YOUR OBJECTIVE. Write out each line of the entries below that holds the word "activity".

Entries of transcribed document text.
________________

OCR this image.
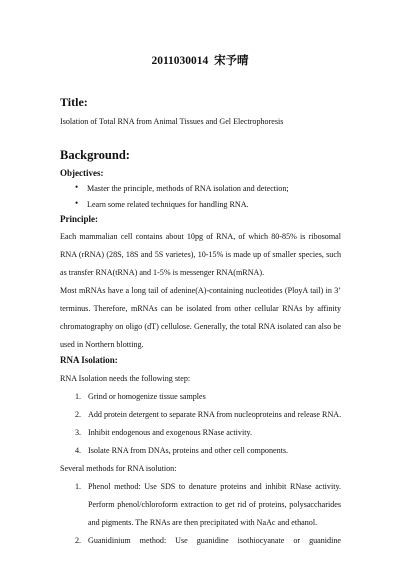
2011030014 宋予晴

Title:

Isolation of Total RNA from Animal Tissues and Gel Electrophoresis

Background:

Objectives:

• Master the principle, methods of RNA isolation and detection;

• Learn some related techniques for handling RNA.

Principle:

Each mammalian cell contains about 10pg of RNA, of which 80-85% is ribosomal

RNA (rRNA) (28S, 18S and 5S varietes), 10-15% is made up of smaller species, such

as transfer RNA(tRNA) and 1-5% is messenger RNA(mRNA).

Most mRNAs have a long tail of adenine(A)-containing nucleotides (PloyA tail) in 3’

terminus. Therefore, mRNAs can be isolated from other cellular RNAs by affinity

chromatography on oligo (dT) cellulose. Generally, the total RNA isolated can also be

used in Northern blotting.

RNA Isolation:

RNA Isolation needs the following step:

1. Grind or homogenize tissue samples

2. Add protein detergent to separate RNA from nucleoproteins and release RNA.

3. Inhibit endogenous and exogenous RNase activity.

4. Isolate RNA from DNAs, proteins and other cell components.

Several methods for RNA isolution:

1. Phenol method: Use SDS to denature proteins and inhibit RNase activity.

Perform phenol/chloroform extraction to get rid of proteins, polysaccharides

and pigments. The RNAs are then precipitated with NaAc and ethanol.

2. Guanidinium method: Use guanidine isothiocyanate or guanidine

________________

YOUR RESPONSE.
3. Inhibit endogenous and exogenous RNase activity.
1. Phenol method: Use SDS to denature proteins and inhibit RNase activity.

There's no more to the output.